Aim: Transcribe all the records exactly and omit any images they hold.

Data in this exercise:
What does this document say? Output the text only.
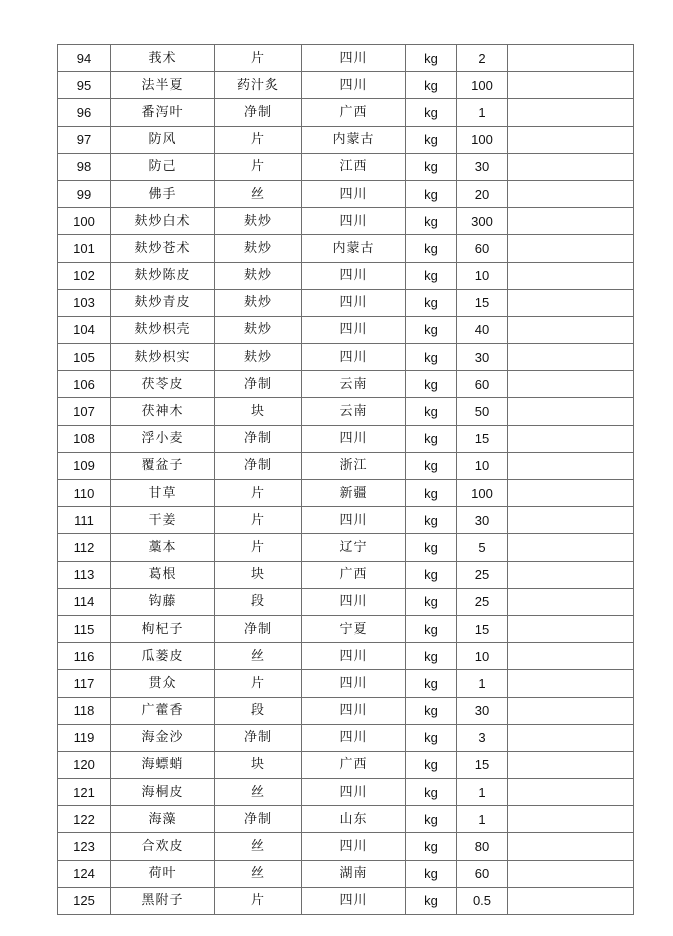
94	莪术	片	四川	kg	2	
95	法半夏	药汁炙	四川	kg	100	
96	番泻叶	净制	广西	kg	1	
97	防风	片	内蒙古	kg	100	
98	防己	片	江西	kg	30	
99	佛手	丝	四川	kg	20	
100	麸炒白术	麸炒	四川	kg	300	
101	麸炒苍术	麸炒	内蒙古	kg	60	
102	麸炒陈皮	麸炒	四川	kg	10	
103	麸炒青皮	麸炒	四川	kg	15	
104	麸炒枳壳	麸炒	四川	kg	40	
105	麸炒枳实	麸炒	四川	kg	30	
106	茯苓皮	净制	云南	kg	60	
107	茯神木	块	云南	kg	50	
108	浮小麦	净制	四川	kg	15	
109	覆盆子	净制	浙江	kg	10	
110	甘草	片	新疆	kg	100	
111	干姜	片	四川	kg	30	
112	藁本	片	辽宁	kg	5	
113	葛根	块	广西	kg	25	
114	钩藤	段	四川	kg	25	
115	枸杞子	净制	宁夏	kg	15	
116	瓜蒌皮	丝	四川	kg	10	
117	贯众	片	四川	kg	1	
118	广藿香	段	四川	kg	30	
119	海金沙	净制	四川	kg	3	
120	海螵蛸	块	广西	kg	15	
121	海桐皮	丝	四川	kg	1	
122	海藻	净制	山东	kg	1	
123	合欢皮	丝	四川	kg	80	
124	荷叶	丝	湖南	kg	60	
125	黑附子	片	四川	kg	0.5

Written answer:
What does this document say? Output the text only.
94	莪术	片	四川	kg	2	
95	法半夏	药汁炙	四川	kg	100	
96	番泻叶	净制	广西	kg	1	
97	防风	片	内蒙古	kg	100	
98	防己	片	江西	kg	30	
99	佛手	丝	四川	kg	20	
100	麸炒白术	麸炒	四川	kg	300	
101	麸炒苍术	麸炒	内蒙古	kg	60	
102	麸炒陈皮	麸炒	四川	kg	10	
103	麸炒青皮	麸炒	四川	kg	15	
104	麸炒枳壳	麸炒	四川	kg	40	
105	麸炒枳实	麸炒	四川	kg	30	
106	茯苓皮	净制	云南	kg	60	
107	茯神木	块	云南	kg	50	
108	浮小麦	净制	四川	kg	15	
109	覆盆子	净制	浙江	kg	10	
110	甘草	片	新疆	kg	100	
111	干姜	片	四川	kg	30	
112	藁本	片	辽宁	kg	5	
113	葛根	块	广西	kg	25	
114	钩藤	段	四川	kg	25	
115	枸杞子	净制	宁夏	kg	15	
116	瓜蒌皮	丝	四川	kg	10	
117	贯众	片	四川	kg	1	
118	广藿香	段	四川	kg	30	
119	海金沙	净制	四川	kg	3	
120	海螵蛸	块	广西	kg	15	
121	海桐皮	丝	四川	kg	1	
122	海藻	净制	山东	kg	1	
123	合欢皮	丝	四川	kg	80	
124	荷叶	丝	湖南	kg	60	
125	黑附子	片	四川	kg	0.5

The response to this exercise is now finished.